== Provided records ==
-- BEGIN --

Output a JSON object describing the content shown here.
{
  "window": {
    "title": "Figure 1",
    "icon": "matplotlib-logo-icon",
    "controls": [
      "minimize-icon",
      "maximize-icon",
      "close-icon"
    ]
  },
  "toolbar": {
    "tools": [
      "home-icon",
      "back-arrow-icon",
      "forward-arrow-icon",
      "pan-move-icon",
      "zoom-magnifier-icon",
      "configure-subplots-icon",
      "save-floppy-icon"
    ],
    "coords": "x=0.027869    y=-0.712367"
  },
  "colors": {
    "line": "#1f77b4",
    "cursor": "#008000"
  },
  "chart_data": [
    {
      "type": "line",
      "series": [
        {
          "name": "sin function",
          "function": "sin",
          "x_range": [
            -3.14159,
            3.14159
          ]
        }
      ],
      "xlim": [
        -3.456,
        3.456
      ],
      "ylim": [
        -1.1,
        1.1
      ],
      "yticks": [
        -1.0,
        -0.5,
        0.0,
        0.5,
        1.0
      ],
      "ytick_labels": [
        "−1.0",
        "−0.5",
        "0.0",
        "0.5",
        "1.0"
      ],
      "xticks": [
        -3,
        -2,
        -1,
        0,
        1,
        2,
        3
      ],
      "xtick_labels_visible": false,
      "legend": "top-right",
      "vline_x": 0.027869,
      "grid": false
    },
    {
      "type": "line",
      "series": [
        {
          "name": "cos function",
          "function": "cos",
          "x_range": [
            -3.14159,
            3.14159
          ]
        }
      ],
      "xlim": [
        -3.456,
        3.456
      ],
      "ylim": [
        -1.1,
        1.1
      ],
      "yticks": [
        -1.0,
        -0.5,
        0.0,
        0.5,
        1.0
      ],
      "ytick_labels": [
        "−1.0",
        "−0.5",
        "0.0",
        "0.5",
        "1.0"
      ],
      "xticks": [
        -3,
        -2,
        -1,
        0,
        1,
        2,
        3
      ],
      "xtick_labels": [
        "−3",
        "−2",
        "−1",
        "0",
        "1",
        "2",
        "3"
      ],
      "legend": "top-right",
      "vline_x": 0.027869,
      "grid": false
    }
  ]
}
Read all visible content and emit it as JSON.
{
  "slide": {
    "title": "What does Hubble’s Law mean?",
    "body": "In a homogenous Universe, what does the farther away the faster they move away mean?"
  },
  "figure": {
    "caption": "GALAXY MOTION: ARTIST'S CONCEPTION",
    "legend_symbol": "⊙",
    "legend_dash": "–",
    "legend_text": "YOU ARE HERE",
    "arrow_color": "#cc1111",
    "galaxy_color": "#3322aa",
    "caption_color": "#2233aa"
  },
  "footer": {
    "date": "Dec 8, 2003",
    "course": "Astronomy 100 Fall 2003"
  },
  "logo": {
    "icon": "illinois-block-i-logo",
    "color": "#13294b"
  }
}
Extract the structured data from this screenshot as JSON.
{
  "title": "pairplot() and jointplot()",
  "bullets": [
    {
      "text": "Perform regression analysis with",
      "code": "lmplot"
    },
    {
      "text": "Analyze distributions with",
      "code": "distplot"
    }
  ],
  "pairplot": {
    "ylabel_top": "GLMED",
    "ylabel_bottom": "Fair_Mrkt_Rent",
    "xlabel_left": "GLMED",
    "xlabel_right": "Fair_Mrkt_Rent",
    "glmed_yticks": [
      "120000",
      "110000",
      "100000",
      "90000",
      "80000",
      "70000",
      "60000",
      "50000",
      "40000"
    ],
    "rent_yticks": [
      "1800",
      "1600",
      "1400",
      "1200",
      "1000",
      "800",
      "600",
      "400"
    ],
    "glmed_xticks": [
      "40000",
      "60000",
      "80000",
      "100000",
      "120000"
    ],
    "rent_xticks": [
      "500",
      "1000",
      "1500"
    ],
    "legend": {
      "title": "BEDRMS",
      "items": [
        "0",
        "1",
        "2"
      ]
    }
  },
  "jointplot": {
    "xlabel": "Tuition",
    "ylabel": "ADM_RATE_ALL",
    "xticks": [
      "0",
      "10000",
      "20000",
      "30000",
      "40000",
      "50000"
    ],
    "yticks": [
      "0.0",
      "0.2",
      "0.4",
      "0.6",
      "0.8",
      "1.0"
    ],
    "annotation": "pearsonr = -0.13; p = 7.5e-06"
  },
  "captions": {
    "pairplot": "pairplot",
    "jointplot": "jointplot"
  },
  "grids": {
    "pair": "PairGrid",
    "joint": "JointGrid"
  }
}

-- END --

Make an exact copy of the records.

== Solution for this exercise ==
Output a JSON object describing the content shown here.
{
  "window": {
    "title": "Figure 1",
    "icon": "matplotlib-logo-icon",
    "controls": [
      "minimize-icon",
      "maximize-icon",
      "close-icon"
    ]
  },
  "toolbar": {
    "tools": [
      "home-icon",
      "back-arrow-icon",
      "forward-arrow-icon",
      "pan-move-icon",
      "zoom-magnifier-icon",
      "configure-subplots-icon",
      "save-floppy-icon"
    ],
    "coords": "x=0.027869    y=-0.712367"
  },
  "colors": {
    "line": "#1f77b4",
    "cursor": "#008000"
  },
  "chart_data": [
    {
      "type": "line",
      "series": [
        {
          "name": "sin function",
          "function": "sin",
          "x_range": [
            -3.14159,
            3.14159
          ]
        }
      ],
      "xlim": [
        -3.456,
        3.456
      ],
      "ylim": [
        -1.1,
        1.1
      ],
      "yticks": [
        -1.0,
        -0.5,
        0.0,
        0.5,
        1.0
      ],
      "ytick_labels": [
        "−1.0",
        "−0.5",
        "0.0",
        "0.5",
        "1.0"
      ],
      "xticks": [
        -3,
        -2,
        -1,
        0,
        1,
        2,
        3
      ],
      "xtick_labels_visible": false,
      "legend": "top-right",
      "vline_x": 0.027869,
      "grid": false
    },
    {
      "type": "line",
      "series": [
        {
          "name": "cos function",
          "function": "cos",
          "x_range": [
            -3.14159,
            3.14159
          ]
        }
      ],
      "xlim": [
        -3.456,
        3.456
      ],
      "ylim": [
        -1.1,
        1.1
      ],
      "yticks": [
        -1.0,
        -0.5,
        0.0,
        0.5,
        1.0
      ],
      "ytick_labels": [
        "−1.0",
        "−0.5",
        "0.0",
        "0.5",
        "1.0"
      ],
      "xticks": [
        -3,
        -2,
        -1,
        0,
        1,
        2,
        3
      ],
      "xtick_labels": [
        "−3",
        "−2",
        "−1",
        "0",
        "1",
        "2",
        "3"
      ],
      "legend": "top-right",
      "vline_x": 0.027869,
      "grid": false
    }
  ]
}
Read all visible content and emit it as JSON.
{
  "slide": {
    "title": "What does Hubble’s Law mean?",
    "body": "In a homogenous Universe, what does the farther away the faster they move away mean?"
  },
  "figure": {
    "caption": "GALAXY MOTION: ARTIST'S CONCEPTION",
    "legend_symbol": "⊙",
    "legend_dash": "–",
    "legend_text": "YOU ARE HERE",
    "arrow_color": "#cc1111",
    "galaxy_color": "#3322aa",
    "caption_color": "#2233aa"
  },
  "footer": {
    "date": "Dec 8, 2003",
    "course": "Astronomy 100 Fall 2003"
  },
  "logo": {
    "icon": "illinois-block-i-logo",
    "color": "#13294b"
  }
}
Extract the structured data from this screenshot as JSON.
{
  "title": "pairplot() and jointplot()",
  "bullets": [
    {
      "text": "Perform regression analysis with",
      "code": "lmplot"
    },
    {
      "text": "Analyze distributions with",
      "code": "distplot"
    }
  ],
  "pairplot": {
    "ylabel_top": "GLMED",
    "ylabel_bottom": "Fair_Mrkt_Rent",
    "xlabel_left": "GLMED",
    "xlabel_right": "Fair_Mrkt_Rent",
    "glmed_yticks": [
      "120000",
      "110000",
      "100000",
      "90000",
      "80000",
      "70000",
      "60000",
      "50000",
      "40000"
    ],
    "rent_yticks": [
      "1800",
      "1600",
      "1400",
      "1200",
      "1000",
      "800",
      "600",
      "400"
    ],
    "glmed_xticks": [
      "40000",
      "60000",
      "80000",
      "100000",
      "120000"
    ],
    "rent_xticks": [
      "500",
      "1000",
      "1500"
    ],
    "legend": {
      "title": "BEDRMS",
      "items": [
        "0",
        "1",
        "2"
      ]
    }
  },
  "jointplot": {
    "xlabel": "Tuition",
    "ylabel": "ADM_RATE_ALL",
    "xticks": [
      "0",
      "10000",
      "20000",
      "30000",
      "40000",
      "50000"
    ],
    "yticks": [
      "0.0",
      "0.2",
      "0.4",
      "0.6",
      "0.8",
      "1.0"
    ],
    "annotation": "pearsonr = -0.13; p = 7.5e-06"
  },
  "captions": {
    "pairplot": "pairplot",
    "jointplot": "jointplot"
  },
  "grids": {
    "pair": "PairGrid",
    "joint": "JointGrid"
  }
}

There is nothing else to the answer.